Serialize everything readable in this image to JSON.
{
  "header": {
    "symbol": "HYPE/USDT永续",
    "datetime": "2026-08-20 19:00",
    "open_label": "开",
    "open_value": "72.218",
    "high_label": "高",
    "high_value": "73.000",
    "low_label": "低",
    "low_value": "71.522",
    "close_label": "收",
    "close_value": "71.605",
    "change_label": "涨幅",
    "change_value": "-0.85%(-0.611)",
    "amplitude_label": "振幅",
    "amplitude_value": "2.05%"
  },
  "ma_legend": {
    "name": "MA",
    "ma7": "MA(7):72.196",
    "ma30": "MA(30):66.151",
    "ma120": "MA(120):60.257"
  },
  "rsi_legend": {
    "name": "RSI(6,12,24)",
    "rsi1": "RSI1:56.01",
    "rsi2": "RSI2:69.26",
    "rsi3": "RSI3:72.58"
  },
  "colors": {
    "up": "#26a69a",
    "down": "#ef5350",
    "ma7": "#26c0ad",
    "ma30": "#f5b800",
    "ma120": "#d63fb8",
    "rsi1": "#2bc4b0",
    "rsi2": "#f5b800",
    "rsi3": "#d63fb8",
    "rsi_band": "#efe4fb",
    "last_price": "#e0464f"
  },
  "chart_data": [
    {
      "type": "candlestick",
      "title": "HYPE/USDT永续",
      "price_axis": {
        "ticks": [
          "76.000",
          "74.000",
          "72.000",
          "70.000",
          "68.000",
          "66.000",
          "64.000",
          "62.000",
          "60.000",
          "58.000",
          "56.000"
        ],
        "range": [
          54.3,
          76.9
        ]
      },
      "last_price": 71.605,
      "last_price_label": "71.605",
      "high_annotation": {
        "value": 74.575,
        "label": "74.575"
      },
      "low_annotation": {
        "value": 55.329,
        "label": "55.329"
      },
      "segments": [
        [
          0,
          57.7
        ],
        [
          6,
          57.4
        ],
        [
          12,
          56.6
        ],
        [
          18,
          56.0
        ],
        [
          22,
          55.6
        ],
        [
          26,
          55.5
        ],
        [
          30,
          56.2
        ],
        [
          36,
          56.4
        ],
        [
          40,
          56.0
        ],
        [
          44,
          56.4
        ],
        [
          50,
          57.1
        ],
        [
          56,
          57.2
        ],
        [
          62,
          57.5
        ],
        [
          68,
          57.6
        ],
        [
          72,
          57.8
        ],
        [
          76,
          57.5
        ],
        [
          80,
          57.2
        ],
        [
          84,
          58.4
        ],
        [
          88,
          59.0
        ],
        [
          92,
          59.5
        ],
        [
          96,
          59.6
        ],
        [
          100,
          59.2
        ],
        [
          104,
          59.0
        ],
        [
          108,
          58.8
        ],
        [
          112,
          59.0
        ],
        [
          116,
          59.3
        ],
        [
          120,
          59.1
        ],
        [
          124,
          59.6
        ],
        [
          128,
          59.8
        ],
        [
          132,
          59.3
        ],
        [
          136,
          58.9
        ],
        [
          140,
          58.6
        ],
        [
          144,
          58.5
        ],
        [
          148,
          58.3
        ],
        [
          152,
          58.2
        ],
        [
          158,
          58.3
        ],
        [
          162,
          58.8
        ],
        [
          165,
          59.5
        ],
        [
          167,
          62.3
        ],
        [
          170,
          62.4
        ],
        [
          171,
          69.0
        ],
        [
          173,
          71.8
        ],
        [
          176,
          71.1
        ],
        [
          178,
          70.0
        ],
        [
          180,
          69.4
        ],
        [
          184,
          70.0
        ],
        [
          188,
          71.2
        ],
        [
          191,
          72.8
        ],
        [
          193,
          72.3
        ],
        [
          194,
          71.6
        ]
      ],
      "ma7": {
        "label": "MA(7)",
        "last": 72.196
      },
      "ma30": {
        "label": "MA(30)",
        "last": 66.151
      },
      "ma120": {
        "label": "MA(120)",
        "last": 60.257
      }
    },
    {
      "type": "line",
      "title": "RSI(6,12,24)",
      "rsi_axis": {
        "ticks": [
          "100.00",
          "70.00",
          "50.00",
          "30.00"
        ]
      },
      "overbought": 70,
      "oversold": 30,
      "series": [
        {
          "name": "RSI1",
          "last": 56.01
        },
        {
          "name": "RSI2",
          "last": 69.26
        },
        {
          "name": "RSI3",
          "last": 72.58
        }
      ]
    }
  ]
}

Exercise task: Using the records above, list each line that includes "USDT永续".

Reply to the exercise:
    "symbol": "HYPE/USDT永续",
      "title": "HYPE/USDT永续",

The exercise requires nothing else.